[Saved data entries]
_ _ _ _

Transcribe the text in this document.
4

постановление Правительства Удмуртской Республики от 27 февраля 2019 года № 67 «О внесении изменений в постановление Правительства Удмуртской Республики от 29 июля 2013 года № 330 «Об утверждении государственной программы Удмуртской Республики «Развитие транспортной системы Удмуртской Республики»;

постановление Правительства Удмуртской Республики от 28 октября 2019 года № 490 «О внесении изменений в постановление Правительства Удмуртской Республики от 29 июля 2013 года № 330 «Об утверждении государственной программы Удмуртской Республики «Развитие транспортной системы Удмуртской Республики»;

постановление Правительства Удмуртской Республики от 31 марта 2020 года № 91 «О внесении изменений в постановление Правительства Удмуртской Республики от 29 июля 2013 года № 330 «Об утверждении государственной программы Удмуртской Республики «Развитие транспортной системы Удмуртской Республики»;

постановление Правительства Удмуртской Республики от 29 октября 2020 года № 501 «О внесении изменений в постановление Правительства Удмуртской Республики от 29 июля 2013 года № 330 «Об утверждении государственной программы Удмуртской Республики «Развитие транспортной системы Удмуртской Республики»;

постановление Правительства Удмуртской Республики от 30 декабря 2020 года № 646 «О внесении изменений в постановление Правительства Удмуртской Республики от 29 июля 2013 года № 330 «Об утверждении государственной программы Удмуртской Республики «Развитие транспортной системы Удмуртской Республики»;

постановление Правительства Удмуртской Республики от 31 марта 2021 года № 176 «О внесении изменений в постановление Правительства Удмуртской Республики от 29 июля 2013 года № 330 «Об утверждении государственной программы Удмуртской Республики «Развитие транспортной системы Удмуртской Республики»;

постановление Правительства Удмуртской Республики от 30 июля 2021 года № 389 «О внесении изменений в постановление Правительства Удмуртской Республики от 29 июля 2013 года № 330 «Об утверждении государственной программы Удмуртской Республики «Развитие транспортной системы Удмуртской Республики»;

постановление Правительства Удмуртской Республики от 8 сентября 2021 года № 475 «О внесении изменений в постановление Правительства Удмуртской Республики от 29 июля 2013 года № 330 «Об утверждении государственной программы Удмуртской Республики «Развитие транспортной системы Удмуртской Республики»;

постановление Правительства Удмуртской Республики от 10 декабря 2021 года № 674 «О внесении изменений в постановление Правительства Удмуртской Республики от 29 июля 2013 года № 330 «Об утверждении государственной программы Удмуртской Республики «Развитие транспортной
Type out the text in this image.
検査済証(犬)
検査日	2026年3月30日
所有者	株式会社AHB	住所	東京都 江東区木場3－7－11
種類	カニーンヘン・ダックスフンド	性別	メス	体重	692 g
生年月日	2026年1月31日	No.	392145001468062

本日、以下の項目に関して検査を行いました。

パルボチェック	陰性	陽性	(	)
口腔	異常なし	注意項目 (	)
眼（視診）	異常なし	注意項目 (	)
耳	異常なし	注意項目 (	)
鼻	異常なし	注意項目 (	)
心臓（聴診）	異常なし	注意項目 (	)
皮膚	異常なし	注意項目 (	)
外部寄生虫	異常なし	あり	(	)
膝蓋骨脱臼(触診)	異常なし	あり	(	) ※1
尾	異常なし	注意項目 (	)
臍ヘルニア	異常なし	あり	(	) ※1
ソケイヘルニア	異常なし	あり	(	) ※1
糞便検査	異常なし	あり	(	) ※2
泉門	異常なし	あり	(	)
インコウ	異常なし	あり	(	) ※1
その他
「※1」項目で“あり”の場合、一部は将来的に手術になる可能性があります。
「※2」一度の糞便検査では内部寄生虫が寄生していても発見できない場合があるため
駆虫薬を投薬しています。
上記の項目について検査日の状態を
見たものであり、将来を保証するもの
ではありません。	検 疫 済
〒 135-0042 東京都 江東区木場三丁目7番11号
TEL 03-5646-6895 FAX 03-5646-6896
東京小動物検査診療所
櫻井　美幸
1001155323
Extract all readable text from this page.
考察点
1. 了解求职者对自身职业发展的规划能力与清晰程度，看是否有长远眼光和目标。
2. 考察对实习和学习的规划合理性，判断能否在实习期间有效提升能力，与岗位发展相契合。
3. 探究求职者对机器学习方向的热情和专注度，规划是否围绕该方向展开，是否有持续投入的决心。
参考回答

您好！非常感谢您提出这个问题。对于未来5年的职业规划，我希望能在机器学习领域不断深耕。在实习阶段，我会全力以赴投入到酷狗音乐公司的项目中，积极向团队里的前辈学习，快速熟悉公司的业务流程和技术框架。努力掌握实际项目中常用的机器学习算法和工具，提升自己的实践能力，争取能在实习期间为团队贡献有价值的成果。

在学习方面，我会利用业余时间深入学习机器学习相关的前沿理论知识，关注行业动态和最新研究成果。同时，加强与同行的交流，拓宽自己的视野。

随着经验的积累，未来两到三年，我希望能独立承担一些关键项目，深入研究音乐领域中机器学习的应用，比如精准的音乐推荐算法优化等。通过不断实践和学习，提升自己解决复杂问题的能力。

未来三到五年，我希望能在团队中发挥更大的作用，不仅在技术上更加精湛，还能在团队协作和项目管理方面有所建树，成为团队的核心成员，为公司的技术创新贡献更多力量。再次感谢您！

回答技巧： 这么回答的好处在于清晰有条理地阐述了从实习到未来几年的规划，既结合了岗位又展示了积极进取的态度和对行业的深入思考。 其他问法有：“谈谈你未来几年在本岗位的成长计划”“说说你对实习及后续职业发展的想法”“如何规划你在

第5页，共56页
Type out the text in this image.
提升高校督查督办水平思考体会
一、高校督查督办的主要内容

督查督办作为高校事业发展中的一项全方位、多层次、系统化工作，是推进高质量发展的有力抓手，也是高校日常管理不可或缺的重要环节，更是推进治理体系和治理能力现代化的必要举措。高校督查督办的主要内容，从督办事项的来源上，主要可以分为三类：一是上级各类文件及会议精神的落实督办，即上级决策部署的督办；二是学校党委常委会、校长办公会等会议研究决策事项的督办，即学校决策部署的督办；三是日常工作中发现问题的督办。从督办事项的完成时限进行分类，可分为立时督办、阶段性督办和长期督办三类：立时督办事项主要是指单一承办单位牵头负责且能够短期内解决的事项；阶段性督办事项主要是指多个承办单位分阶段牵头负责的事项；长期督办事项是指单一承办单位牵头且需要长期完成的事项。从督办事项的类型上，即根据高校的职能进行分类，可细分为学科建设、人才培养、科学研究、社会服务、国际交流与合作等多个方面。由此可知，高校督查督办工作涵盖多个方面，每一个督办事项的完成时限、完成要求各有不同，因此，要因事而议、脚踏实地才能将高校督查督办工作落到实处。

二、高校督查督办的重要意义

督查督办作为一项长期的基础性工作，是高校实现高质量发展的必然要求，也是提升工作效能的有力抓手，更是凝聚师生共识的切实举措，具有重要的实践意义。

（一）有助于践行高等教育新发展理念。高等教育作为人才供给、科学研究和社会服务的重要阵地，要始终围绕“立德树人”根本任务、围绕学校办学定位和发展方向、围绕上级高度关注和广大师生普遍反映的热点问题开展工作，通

_ _ _ _

■ **GOAL**
Your task is to repeat the data exactly; please include every line.

■ **THE ANSWER**
Transcribe the text in this document.
4

постановление Правительства Удмуртской Республики от 27 февраля 2019 года № 67 «О внесении изменений в постановление Правительства Удмуртской Республики от 29 июля 2013 года № 330 «Об утверждении государственной программы Удмуртской Республики «Развитие транспортной системы Удмуртской Республики»;

постановление Правительства Удмуртской Республики от 28 октября 2019 года № 490 «О внесении изменений в постановление Правительства Удмуртской Республики от 29 июля 2013 года № 330 «Об утверждении государственной программы Удмуртской Республики «Развитие транспортной системы Удмуртской Республики»;

постановление Правительства Удмуртской Республики от 31 марта 2020 года № 91 «О внесении изменений в постановление Правительства Удмуртской Республики от 29 июля 2013 года № 330 «Об утверждении государственной программы Удмуртской Республики «Развитие транспортной системы Удмуртской Республики»;

постановление Правительства Удмуртской Республики от 29 октября 2020 года № 501 «О внесении изменений в постановление Правительства Удмуртской Республики от 29 июля 2013 года № 330 «Об утверждении государственной программы Удмуртской Республики «Развитие транспортной системы Удмуртской Республики»;

постановление Правительства Удмуртской Республики от 30 декабря 2020 года № 646 «О внесении изменений в постановление Правительства Удмуртской Республики от 29 июля 2013 года № 330 «Об утверждении государственной программы Удмуртской Республики «Развитие транспортной системы Удмуртской Республики»;

постановление Правительства Удмуртской Республики от 31 марта 2021 года № 176 «О внесении изменений в постановление Правительства Удмуртской Республики от 29 июля 2013 года № 330 «Об утверждении государственной программы Удмуртской Республики «Развитие транспортной системы Удмуртской Республики»;

постановление Правительства Удмуртской Республики от 30 июля 2021 года № 389 «О внесении изменений в постановление Правительства Удмуртской Республики от 29 июля 2013 года № 330 «Об утверждении государственной программы Удмуртской Республики «Развитие транспортной системы Удмуртской Республики»;

постановление Правительства Удмуртской Республики от 8 сентября 2021 года № 475 «О внесении изменений в постановление Правительства Удмуртской Республики от 29 июля 2013 года № 330 «Об утверждении государственной программы Удмуртской Республики «Развитие транспортной системы Удмуртской Республики»;

постановление Правительства Удмуртской Республики от 10 декабря 2021 года № 674 «О внесении изменений в постановление Правительства Удмуртской Республики от 29 июля 2013 года № 330 «Об утверждении государственной программы Удмуртской Республики «Развитие транспортной
Type out the text in this image.
検査済証(犬)
検査日	2026年3月30日
所有者	株式会社AHB	住所	東京都 江東区木場3－7－11
種類	カニーンヘン・ダックスフンド	性別	メス	体重	692 g
生年月日	2026年1月31日	No.	392145001468062

本日、以下の項目に関して検査を行いました。

パルボチェック	陰性	陽性	(	)
口腔	異常なし	注意項目 (	)
眼（視診）	異常なし	注意項目 (	)
耳	異常なし	注意項目 (	)
鼻	異常なし	注意項目 (	)
心臓（聴診）	異常なし	注意項目 (	)
皮膚	異常なし	注意項目 (	)
外部寄生虫	異常なし	あり	(	)
膝蓋骨脱臼(触診)	異常なし	あり	(	) ※1
尾	異常なし	注意項目 (	)
臍ヘルニア	異常なし	あり	(	) ※1
ソケイヘルニア	異常なし	あり	(	) ※1
糞便検査	異常なし	あり	(	) ※2
泉門	異常なし	あり	(	)
インコウ	異常なし	あり	(	) ※1
その他
「※1」項目で“あり”の場合、一部は将来的に手術になる可能性があります。
「※2」一度の糞便検査では内部寄生虫が寄生していても発見できない場合があるため
駆虫薬を投薬しています。
上記の項目について検査日の状態を
見たものであり、将来を保証するもの
ではありません。	検 疫 済
〒 135-0042 東京都 江東区木場三丁目7番11号
TEL 03-5646-6895 FAX 03-5646-6896
東京小動物検査診療所
櫻井　美幸
1001155323
Extract all readable text from this page.
考察点
1. 了解求职者对自身职业发展的规划能力与清晰程度，看是否有长远眼光和目标。
2. 考察对实习和学习的规划合理性，判断能否在实习期间有效提升能力，与岗位发展相契合。
3. 探究求职者对机器学习方向的热情和专注度，规划是否围绕该方向展开，是否有持续投入的决心。
参考回答

您好！非常感谢您提出这个问题。对于未来5年的职业规划，我希望能在机器学习领域不断深耕。在实习阶段，我会全力以赴投入到酷狗音乐公司的项目中，积极向团队里的前辈学习，快速熟悉公司的业务流程和技术框架。努力掌握实际项目中常用的机器学习算法和工具，提升自己的实践能力，争取能在实习期间为团队贡献有价值的成果。

在学习方面，我会利用业余时间深入学习机器学习相关的前沿理论知识，关注行业动态和最新研究成果。同时，加强与同行的交流，拓宽自己的视野。

随着经验的积累，未来两到三年，我希望能独立承担一些关键项目，深入研究音乐领域中机器学习的应用，比如精准的音乐推荐算法优化等。通过不断实践和学习，提升自己解决复杂问题的能力。

未来三到五年，我希望能在团队中发挥更大的作用，不仅在技术上更加精湛，还能在团队协作和项目管理方面有所建树，成为团队的核心成员，为公司的技术创新贡献更多力量。再次感谢您！

回答技巧： 这么回答的好处在于清晰有条理地阐述了从实习到未来几年的规划，既结合了岗位又展示了积极进取的态度和对行业的深入思考。 其他问法有：“谈谈你未来几年在本岗位的成长计划”“说说你对实习及后续职业发展的想法”“如何规划你在

第5页，共56页
Type out the text in this image.
提升高校督查督办水平思考体会
一、高校督查督办的主要内容

督查督办作为高校事业发展中的一项全方位、多层次、系统化工作，是推进高质量发展的有力抓手，也是高校日常管理不可或缺的重要环节，更是推进治理体系和治理能力现代化的必要举措。高校督查督办的主要内容，从督办事项的来源上，主要可以分为三类：一是上级各类文件及会议精神的落实督办，即上级决策部署的督办；二是学校党委常委会、校长办公会等会议研究决策事项的督办，即学校决策部署的督办；三是日常工作中发现问题的督办。从督办事项的完成时限进行分类，可分为立时督办、阶段性督办和长期督办三类：立时督办事项主要是指单一承办单位牵头负责且能够短期内解决的事项；阶段性督办事项主要是指多个承办单位分阶段牵头负责的事项；长期督办事项是指单一承办单位牵头且需要长期完成的事项。从督办事项的类型上，即根据高校的职能进行分类，可细分为学科建设、人才培养、科学研究、社会服务、国际交流与合作等多个方面。由此可知，高校督查督办工作涵盖多个方面，每一个督办事项的完成时限、完成要求各有不同，因此，要因事而议、脚踏实地才能将高校督查督办工作落到实处。

二、高校督查督办的重要意义

督查督办作为一项长期的基础性工作，是高校实现高质量发展的必然要求，也是提升工作效能的有力抓手，更是凝聚师生共识的切实举措，具有重要的实践意义。

（一）有助于践行高等教育新发展理念。高等教育作为人才供给、科学研究和社会服务的重要阵地，要始终围绕“立德树人”根本任务、围绕学校办学定位和发展方向、围绕上级高度关注和广大师生普遍反映的热点问题开展工作，通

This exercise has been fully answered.